**Goal 1:**
Answer these questions about the John Wick directors article:
(a) On the set of which film did the two stunt men meet Keanu Reeves?
(b) How old does the article say Reeves is now?
(c) According to Leitch, what are orders called instead?
**Goal 2:** Carry on the John Wick directors article from its last line.

**Reading text:**
┌──
You might not know them by name, but David Leitch and Chad Stahelski are responsible for some of your favourite action sequences of all time. Through their day jobs as stunt coordinators and second unit directors, the smiling and energetic Stahleski and the laid back and witty Leitch, were responsible for some of the most memorable fight scenes ever committed to film. One of which was when the two stunt men met actor Keanu Reeves on the set of The Matrix Reloaded to film the memorable fight between Neo and an army of his nemesis.
That collaboration led to a friendship with Reeves that brings the duo to their first feature as first unit directors, John Wick, the tale of a retired hitman who seeks revenge on the Russian mob after the son of a Don kills his puppy and steals his car – the two things that kept him happy in life. It was a low budget production, helped along by Reeves’ participation, flexibility, and physical prowess. They needed someone who could still learn new tricks, and in the now 50 year old Reeves, they found their guy.
Leitch and Stahelski talked to Dork Shelf during a recent trip through Toronto about calling their own shots, why everyone needed to be on top of their game, and why doing second unit work isn’t such a bad gig.
Dork Shelf: This is an awesome film, and you’ve worked with Keanu before and you know these kinds of films really well, so it seems like it wouldn’t be a huge jump for you guys to take off and do your own film. So what’s it like to finally go out and make your film your own way and not have to take marching orders from anyone else?
David Leitch: First of all, you never call them orders. You call them “notes.” (laughs)
└──
**Material:**
┌──
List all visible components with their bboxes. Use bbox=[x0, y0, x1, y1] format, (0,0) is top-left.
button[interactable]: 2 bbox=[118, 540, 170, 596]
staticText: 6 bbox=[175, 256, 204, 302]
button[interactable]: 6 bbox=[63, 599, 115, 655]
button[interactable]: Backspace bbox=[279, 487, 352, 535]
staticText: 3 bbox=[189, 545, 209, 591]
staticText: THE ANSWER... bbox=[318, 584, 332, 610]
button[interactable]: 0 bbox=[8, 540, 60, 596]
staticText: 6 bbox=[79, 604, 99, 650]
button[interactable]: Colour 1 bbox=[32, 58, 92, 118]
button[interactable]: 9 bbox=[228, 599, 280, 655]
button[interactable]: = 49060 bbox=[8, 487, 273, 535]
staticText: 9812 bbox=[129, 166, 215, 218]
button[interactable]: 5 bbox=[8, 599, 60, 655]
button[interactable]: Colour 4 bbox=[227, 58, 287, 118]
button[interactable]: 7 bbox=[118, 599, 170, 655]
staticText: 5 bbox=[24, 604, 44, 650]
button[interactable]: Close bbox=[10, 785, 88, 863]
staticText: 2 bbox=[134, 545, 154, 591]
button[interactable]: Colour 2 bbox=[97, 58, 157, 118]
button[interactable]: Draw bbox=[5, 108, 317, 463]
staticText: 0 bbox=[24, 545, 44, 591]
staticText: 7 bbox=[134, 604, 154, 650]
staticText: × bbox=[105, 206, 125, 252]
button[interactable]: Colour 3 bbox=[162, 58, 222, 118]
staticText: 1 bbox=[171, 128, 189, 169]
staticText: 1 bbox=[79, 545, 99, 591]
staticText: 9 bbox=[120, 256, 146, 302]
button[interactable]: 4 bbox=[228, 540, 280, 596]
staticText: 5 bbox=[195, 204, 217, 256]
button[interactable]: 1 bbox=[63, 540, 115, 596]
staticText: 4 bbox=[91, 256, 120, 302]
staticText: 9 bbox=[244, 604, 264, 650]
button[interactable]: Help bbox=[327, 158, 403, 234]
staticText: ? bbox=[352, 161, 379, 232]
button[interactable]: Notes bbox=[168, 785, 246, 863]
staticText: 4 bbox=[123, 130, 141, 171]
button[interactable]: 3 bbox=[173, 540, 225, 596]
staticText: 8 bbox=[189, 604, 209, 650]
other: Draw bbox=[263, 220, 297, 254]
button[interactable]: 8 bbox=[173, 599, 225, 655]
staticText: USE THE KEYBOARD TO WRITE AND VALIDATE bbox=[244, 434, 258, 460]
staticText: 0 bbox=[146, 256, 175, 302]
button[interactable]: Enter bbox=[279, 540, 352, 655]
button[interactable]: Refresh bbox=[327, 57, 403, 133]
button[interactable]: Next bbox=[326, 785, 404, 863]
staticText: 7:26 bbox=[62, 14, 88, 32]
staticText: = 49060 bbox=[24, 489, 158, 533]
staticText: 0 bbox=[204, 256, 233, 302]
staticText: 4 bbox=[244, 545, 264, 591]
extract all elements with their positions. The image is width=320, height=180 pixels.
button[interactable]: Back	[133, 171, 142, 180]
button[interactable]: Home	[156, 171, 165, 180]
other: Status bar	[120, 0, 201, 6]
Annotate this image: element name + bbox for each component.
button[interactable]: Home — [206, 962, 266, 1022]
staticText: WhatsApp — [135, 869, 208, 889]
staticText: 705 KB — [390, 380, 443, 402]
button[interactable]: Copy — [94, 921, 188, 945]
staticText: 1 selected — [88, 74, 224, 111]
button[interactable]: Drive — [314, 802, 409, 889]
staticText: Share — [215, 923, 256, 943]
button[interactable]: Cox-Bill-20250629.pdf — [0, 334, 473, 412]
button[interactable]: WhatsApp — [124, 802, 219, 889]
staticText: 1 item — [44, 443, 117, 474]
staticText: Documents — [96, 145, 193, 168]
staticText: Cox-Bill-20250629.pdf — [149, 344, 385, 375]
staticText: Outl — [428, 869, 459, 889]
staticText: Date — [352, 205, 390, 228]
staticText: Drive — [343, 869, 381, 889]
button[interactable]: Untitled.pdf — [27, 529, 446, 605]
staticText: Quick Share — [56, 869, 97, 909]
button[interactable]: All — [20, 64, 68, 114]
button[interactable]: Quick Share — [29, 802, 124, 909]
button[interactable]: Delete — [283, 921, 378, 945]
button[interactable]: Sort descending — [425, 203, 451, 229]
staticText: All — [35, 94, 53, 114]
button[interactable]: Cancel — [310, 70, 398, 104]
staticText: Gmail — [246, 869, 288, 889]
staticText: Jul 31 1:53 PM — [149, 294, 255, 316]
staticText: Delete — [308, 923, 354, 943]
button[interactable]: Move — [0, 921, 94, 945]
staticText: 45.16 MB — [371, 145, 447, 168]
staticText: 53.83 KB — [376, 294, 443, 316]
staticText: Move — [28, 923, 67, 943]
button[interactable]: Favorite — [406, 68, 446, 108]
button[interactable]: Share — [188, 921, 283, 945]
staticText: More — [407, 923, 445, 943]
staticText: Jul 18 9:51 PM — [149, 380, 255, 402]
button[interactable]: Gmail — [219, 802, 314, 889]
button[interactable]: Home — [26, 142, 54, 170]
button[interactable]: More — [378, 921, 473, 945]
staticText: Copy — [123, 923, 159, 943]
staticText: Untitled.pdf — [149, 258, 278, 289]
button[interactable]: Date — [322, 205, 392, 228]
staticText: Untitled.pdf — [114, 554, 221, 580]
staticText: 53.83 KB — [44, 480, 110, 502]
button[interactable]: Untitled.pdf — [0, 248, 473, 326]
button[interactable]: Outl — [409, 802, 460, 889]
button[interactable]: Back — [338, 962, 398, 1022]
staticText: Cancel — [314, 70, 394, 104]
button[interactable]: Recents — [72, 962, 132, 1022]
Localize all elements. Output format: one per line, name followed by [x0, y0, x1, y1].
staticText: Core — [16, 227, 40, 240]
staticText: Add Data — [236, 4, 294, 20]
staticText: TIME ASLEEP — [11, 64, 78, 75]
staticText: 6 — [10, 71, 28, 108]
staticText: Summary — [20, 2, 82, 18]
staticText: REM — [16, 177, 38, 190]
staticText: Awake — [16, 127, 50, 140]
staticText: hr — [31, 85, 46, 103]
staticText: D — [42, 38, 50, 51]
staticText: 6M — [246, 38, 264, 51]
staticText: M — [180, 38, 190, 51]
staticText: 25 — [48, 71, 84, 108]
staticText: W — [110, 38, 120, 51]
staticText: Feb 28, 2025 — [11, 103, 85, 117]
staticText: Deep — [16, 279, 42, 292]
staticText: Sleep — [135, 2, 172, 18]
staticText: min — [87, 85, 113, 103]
└──
**Task output 1:**
(a) The Matrix Reloaded
(b) 50
(c) "Notes"

**Task output 2:**
Chad Stahelski: (laughs) Yeah, you still get “notes” when you’re directing the first unit or the second unit, but it was really refreshing. It was just time. We’ve been mentoring under a lot of really great people. We’ve been shooting a lot of big action sequences for a lot of other people for a long time, and it was just time. It was cool to finally be able to tell a story from beginning to end and arc the character within not only in the action scenes, but also in the dramatic scenes. It was nice to finally have control over the character and not only the production.
DS: One of the coolest things about John Wick is how detail oriented it is. You have the cool car, the hotel, the symbolism, all these side characters, and you know just enough about them to be interested, but you aren’t bogged down in too many specifics. But there are so many specific details that make up the characters. Was that something else that attracted you to wanting to arc these characters, as you put it?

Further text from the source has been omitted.